━━ Extracted entries

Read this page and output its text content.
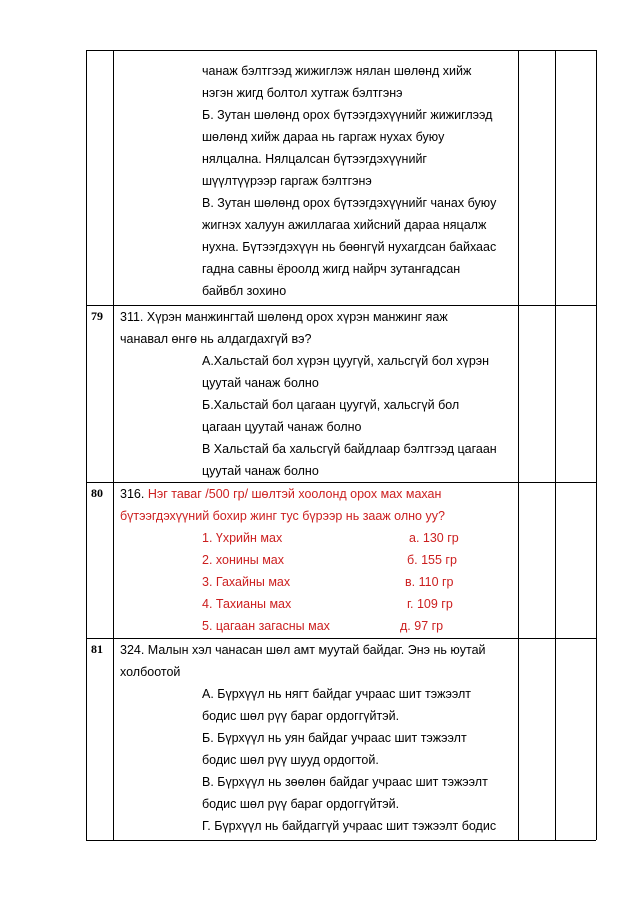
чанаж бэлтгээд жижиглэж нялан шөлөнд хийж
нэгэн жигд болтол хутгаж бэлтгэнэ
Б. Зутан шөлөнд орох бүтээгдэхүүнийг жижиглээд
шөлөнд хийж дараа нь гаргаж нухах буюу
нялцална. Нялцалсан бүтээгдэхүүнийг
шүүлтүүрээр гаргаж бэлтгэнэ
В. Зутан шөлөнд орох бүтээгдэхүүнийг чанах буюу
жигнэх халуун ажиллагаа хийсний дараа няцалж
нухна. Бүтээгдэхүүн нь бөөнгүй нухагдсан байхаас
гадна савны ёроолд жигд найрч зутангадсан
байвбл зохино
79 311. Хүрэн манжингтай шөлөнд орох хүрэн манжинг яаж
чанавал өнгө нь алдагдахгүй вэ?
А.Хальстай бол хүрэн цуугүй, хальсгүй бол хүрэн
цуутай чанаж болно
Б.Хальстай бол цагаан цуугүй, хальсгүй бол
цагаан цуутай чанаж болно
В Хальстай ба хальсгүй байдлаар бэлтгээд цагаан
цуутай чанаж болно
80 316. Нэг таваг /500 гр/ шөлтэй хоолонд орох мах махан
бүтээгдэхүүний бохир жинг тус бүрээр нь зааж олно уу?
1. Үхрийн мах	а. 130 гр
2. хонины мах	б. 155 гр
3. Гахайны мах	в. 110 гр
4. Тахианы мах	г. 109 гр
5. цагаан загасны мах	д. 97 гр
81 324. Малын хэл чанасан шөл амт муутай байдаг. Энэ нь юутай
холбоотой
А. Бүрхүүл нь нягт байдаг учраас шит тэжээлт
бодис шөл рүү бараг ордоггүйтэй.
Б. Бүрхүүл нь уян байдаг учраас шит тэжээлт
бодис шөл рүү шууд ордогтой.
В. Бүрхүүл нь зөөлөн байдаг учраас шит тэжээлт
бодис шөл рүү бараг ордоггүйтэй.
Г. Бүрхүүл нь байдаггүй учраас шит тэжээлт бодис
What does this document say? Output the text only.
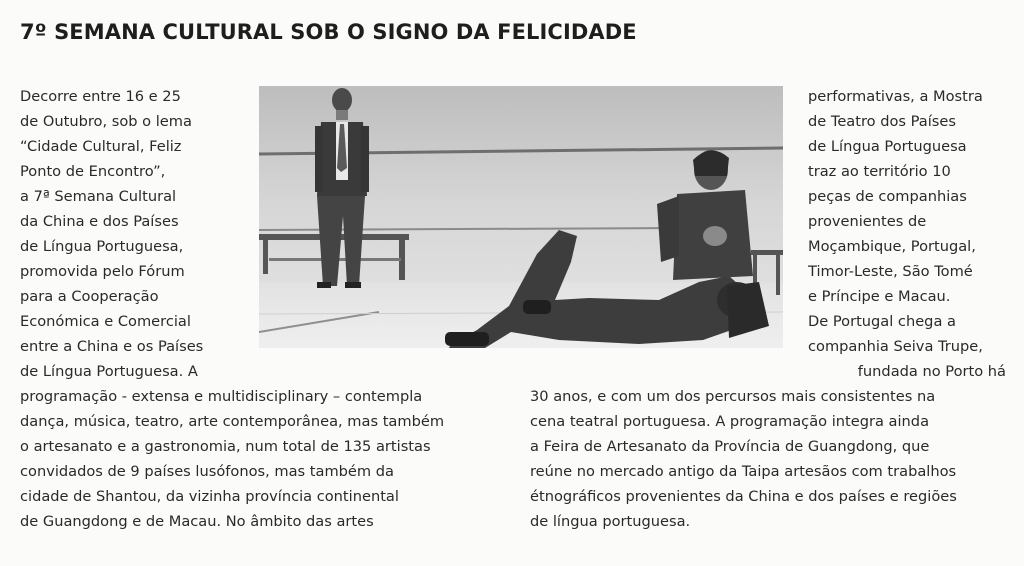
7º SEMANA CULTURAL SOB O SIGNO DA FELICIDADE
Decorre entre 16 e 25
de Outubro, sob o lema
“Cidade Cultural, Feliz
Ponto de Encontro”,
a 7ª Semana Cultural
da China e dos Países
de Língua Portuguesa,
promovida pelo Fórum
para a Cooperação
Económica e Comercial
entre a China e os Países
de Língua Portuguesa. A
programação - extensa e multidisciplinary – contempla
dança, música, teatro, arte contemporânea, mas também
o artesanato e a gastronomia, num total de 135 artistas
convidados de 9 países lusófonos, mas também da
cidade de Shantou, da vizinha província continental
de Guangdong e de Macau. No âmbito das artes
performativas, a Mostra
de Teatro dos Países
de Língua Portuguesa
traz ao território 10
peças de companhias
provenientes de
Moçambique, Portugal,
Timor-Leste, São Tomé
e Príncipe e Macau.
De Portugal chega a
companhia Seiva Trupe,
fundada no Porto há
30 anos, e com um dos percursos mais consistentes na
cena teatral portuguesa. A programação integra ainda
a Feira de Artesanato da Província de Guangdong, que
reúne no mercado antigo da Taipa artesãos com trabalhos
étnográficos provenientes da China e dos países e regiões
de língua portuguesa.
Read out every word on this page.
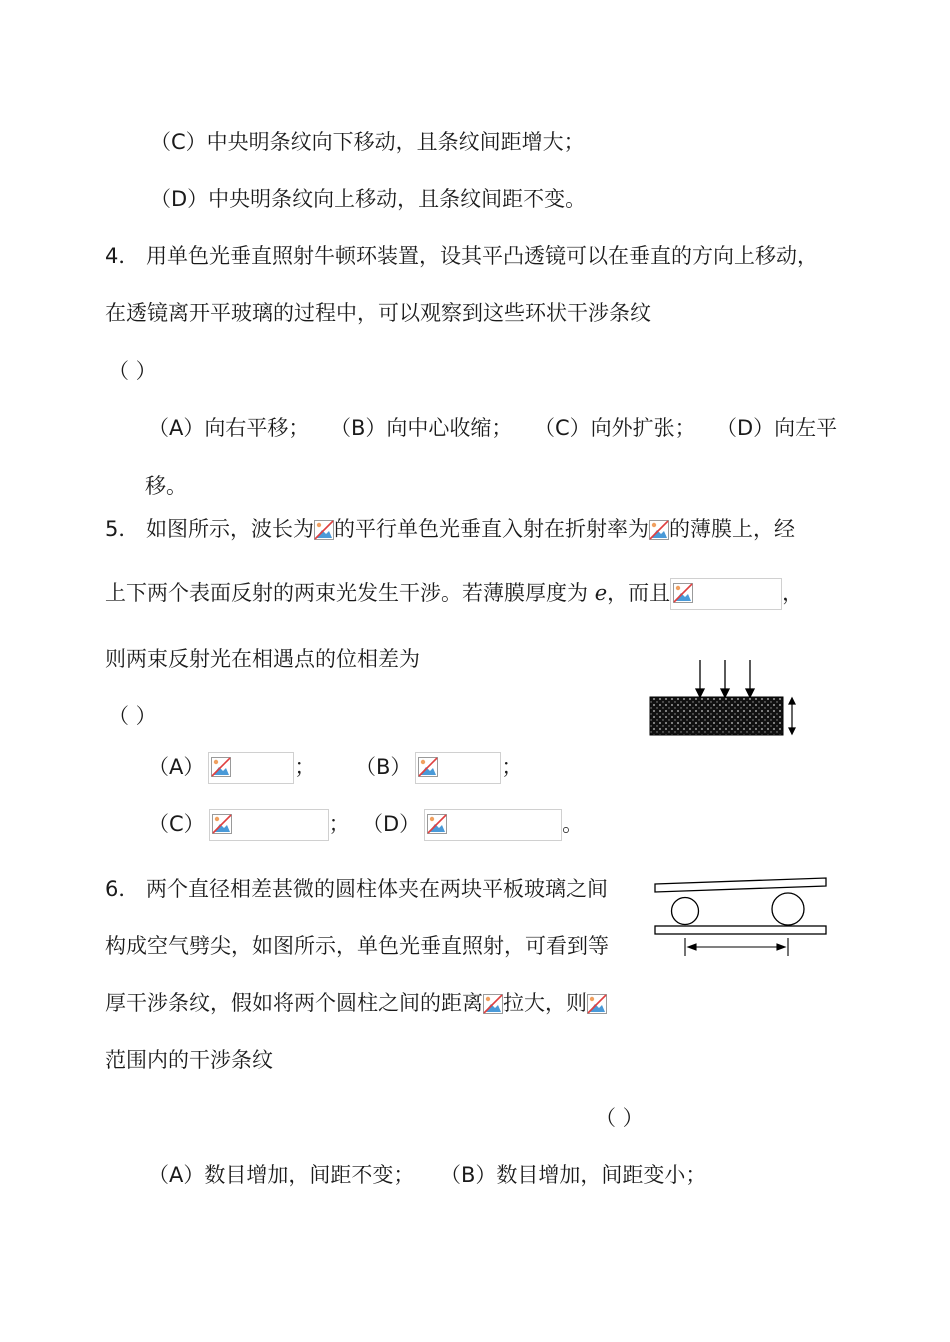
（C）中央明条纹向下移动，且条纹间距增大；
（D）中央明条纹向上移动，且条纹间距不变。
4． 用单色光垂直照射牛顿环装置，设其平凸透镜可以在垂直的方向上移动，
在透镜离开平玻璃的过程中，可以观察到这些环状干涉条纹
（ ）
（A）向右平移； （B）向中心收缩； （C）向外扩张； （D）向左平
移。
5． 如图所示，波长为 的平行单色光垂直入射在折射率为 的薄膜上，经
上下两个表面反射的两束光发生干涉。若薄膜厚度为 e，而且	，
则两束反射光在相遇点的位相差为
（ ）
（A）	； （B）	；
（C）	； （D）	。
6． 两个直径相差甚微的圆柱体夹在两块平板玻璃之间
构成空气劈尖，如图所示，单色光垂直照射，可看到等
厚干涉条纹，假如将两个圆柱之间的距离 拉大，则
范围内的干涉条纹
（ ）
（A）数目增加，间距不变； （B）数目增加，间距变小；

━━━━

#### Exercise:
Leave the pictures out, and transcribe each of the records exactly.

#### Response below:
Read this page and output its text content.
чанаж бэлтгээд жижиглэж нялан шөлөнд хийж
нэгэн жигд болтол хутгаж бэлтгэнэ
Б. Зутан шөлөнд орох бүтээгдэхүүнийг жижиглээд
шөлөнд хийж дараа нь гаргаж нухах буюу
нялцална. Нялцалсан бүтээгдэхүүнийг
шүүлтүүрээр гаргаж бэлтгэнэ
В. Зутан шөлөнд орох бүтээгдэхүүнийг чанах буюу
жигнэх халуун ажиллагаа хийсний дараа няцалж
нухна. Бүтээгдэхүүн нь бөөнгүй нухагдсан байхаас
гадна савны ёроолд жигд найрч зутангадсан
байвбл зохино
79 311. Хүрэн манжингтай шөлөнд орох хүрэн манжинг яаж
чанавал өнгө нь алдагдахгүй вэ?
А.Хальстай бол хүрэн цуугүй, хальсгүй бол хүрэн
цуутай чанаж болно
Б.Хальстай бол цагаан цуугүй, хальсгүй бол
цагаан цуутай чанаж болно
В Хальстай ба хальсгүй байдлаар бэлтгээд цагаан
цуутай чанаж болно
80 316. Нэг таваг /500 гр/ шөлтэй хоолонд орох мах махан
бүтээгдэхүүний бохир жинг тус бүрээр нь зааж олно уу?
1. Үхрийн мах	а. 130 гр
2. хонины мах	б. 155 гр
3. Гахайны мах	в. 110 гр
4. Тахианы мах	г. 109 гр
5. цагаан загасны мах	д. 97 гр
81 324. Малын хэл чанасан шөл амт муутай байдаг. Энэ нь юутай
холбоотой
А. Бүрхүүл нь нягт байдаг учраас шит тэжээлт
бодис шөл рүү бараг ордоггүйтэй.
Б. Бүрхүүл нь уян байдаг учраас шит тэжээлт
бодис шөл рүү шууд ордогтой.
В. Бүрхүүл нь зөөлөн байдаг учраас шит тэжээлт
бодис шөл рүү бараг ордоггүйтэй.
Г. Бүрхүүл нь байдаггүй учраас шит тэжээлт бодис
What does this document say? Output the text only.
7º SEMANA CULTURAL SOB O SIGNO DA FELICIDADE
Decorre entre 16 e 25
de Outubro, sob o lema
“Cidade Cultural, Feliz
Ponto de Encontro”,
a 7ª Semana Cultural
da China e dos Países
de Língua Portuguesa,
promovida pelo Fórum
para a Cooperação
Económica e Comercial
entre a China e os Países
de Língua Portuguesa. A
programação - extensa e multidisciplinary – contempla
dança, música, teatro, arte contemporânea, mas também
o artesanato e a gastronomia, num total de 135 artistas
convidados de 9 países lusófonos, mas também da
cidade de Shantou, da vizinha província continental
de Guangdong e de Macau. No âmbito das artes
performativas, a Mostra
de Teatro dos Países
de Língua Portuguesa
traz ao território 10
peças de companhias
provenientes de
Moçambique, Portugal,
Timor-Leste, São Tomé
e Príncipe e Macau.
De Portugal chega a
companhia Seiva Trupe,
fundada no Porto há
30 anos, e com um dos percursos mais consistentes na
cena teatral portuguesa. A programação integra ainda
a Feira de Artesanato da Província de Guangdong, que
reúne no mercado antigo da Taipa artesãos com trabalhos
étnográficos provenientes da China e dos países e regiões
de língua portuguesa.
Read out every word on this page.
（C）中央明条纹向下移动，且条纹间距增大；
（D）中央明条纹向上移动，且条纹间距不变。
4． 用单色光垂直照射牛顿环装置，设其平凸透镜可以在垂直的方向上移动，
在透镜离开平玻璃的过程中，可以观察到这些环状干涉条纹
（ ）
（A）向右平移； （B）向中心收缩； （C）向外扩张； （D）向左平
移。
5． 如图所示，波长为 的平行单色光垂直入射在折射率为 的薄膜上，经
上下两个表面反射的两束光发生干涉。若薄膜厚度为 e，而且	，
则两束反射光在相遇点的位相差为
（ ）
（A）	； （B）	；
（C）	； （D）	。
6． 两个直径相差甚微的圆柱体夹在两块平板玻璃之间
构成空气劈尖，如图所示，单色光垂直照射，可看到等
厚干涉条纹，假如将两个圆柱之间的距离 拉大，则
范围内的干涉条纹
（ ）
（A）数目增加，间距不变； （B）数目增加，间距变小；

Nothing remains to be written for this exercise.